>> Start
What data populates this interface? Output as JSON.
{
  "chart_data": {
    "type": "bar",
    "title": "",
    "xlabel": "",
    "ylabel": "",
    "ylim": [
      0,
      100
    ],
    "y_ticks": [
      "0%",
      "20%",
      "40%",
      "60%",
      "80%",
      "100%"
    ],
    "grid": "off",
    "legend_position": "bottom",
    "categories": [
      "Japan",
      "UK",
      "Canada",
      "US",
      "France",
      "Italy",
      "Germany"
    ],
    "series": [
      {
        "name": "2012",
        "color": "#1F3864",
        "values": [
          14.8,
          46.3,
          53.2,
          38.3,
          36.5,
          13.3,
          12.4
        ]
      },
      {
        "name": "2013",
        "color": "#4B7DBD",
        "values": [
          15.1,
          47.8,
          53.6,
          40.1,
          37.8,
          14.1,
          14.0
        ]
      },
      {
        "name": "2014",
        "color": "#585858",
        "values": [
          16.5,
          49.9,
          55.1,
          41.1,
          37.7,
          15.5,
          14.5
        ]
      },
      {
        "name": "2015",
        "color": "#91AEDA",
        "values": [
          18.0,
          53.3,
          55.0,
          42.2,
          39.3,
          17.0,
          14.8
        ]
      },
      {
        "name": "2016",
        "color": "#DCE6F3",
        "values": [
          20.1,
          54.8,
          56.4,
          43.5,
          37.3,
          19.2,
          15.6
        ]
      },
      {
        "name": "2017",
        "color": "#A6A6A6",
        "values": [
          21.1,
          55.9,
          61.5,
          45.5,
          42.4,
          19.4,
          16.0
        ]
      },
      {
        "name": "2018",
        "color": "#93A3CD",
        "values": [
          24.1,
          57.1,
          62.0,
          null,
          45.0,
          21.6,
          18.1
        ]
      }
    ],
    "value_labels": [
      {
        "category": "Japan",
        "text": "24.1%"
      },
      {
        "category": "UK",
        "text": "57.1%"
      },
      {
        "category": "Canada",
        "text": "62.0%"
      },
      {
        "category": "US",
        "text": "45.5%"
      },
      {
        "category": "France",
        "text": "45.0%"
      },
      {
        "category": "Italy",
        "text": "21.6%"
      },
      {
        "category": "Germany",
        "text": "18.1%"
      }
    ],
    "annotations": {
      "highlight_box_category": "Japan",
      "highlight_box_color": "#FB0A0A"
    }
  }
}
>> End
Short problem:
Gather each line from the entries above that includes the word "Japan".

Result of this exercise:
      "Japan",
        "category": "Japan",
      "highlight_box_category": "Japan",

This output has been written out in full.